*WHAT THE EXERCISE ASKS:* Each line that holds the word "luxury" counts once; give the total number of such lines and nothing else.

[BEGIN RECORDS SHOWN]

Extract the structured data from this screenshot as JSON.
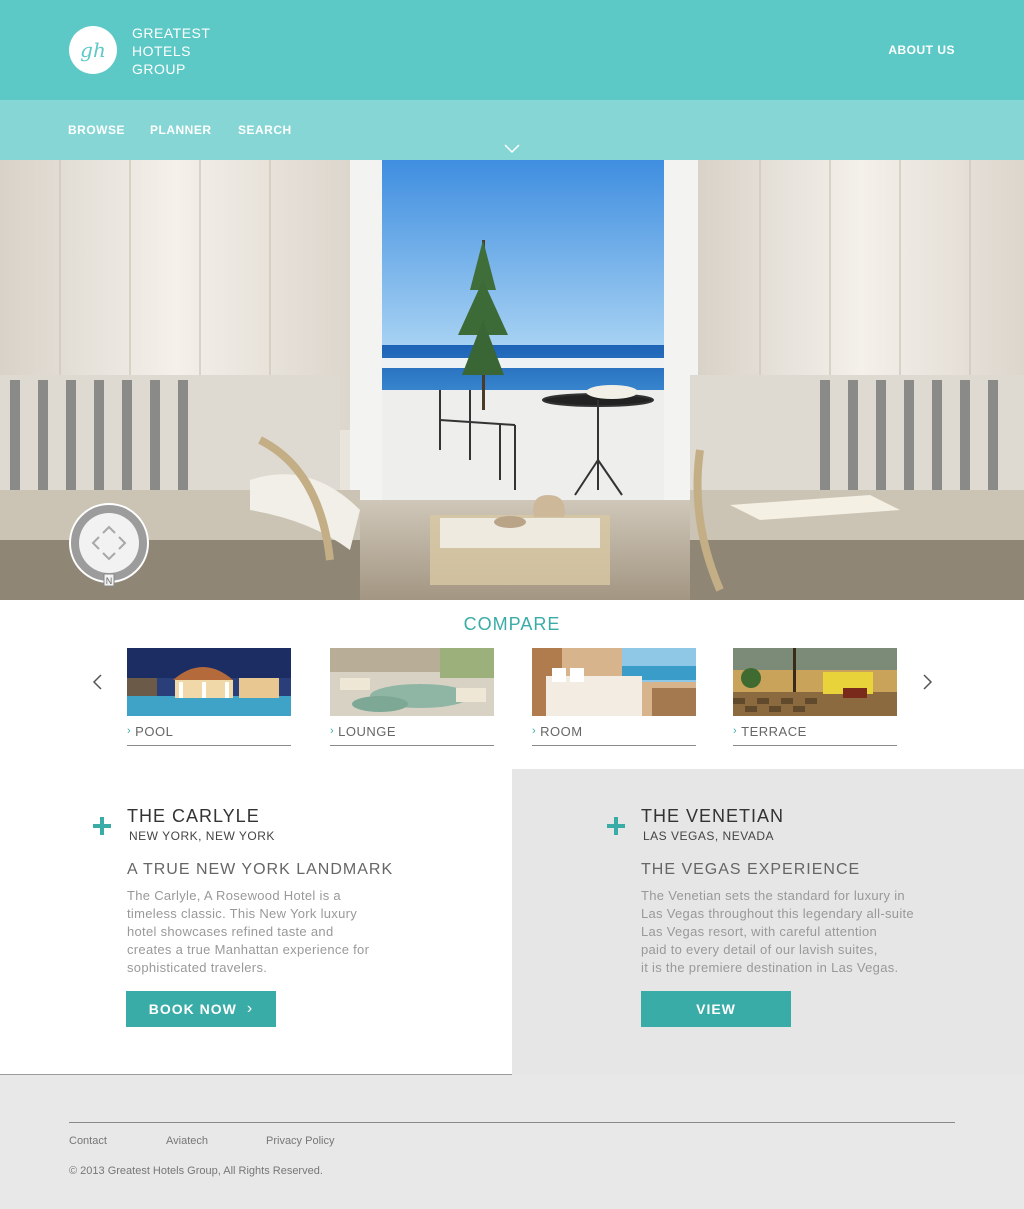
{
  "header": {
    "logo_monogram": "gh",
    "brand_lines": [
      "GREATEST",
      "HOTELS",
      "GROUP"
    ],
    "about_label": "ABOUT US"
  },
  "nav": {
    "items": [
      {
        "label": "BROWSE"
      },
      {
        "label": "PLANNER"
      },
      {
        "label": "SEARCH"
      }
    ]
  },
  "compass": {
    "north_label": "N"
  },
  "compare": {
    "title": "COMPARE",
    "items": [
      {
        "label": "POOL"
      },
      {
        "label": "LOUNGE"
      },
      {
        "label": "ROOM"
      },
      {
        "label": "TERRACE"
      }
    ]
  },
  "hotels": [
    {
      "name": "THE CARLYLE",
      "location": "NEW YORK, NEW YORK",
      "tagline": "A TRUE NEW YORK LANDMARK",
      "description": [
        "The Carlyle, A Rosewood Hotel is a",
        "timeless classic. This New York luxury",
        "hotel showcases refined taste and",
        "creates a true Manhattan experience for",
        "sophisticated travelers."
      ],
      "button": "BOOK NOW"
    },
    {
      "name": "THE VENETIAN",
      "location": "LAS VEGAS, NEVADA",
      "tagline": "THE VEGAS EXPERIENCE",
      "description": [
        "The Venetian sets the standard for luxury in",
        "Las Vegas throughout this legendary all-suite",
        "Las Vegas resort, with careful attention",
        "paid to every detail of our lavish suites,",
        "it is the premiere destination in Las Vegas."
      ],
      "button": "VIEW"
    }
  ],
  "footer": {
    "links": [
      "Contact",
      "Aviatech",
      "Privacy Policy"
    ],
    "copyright": "© 2013 Greatest Hotels Group, All Rights Reserved."
  },
  "colors": {
    "header_bg": "#5cc9c6",
    "nav_bg": "#85d6d4",
    "accent": "#3aaca8"
  }
}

[END RECORDS SHOWN]

*EXERCISE SOLUTION:* 2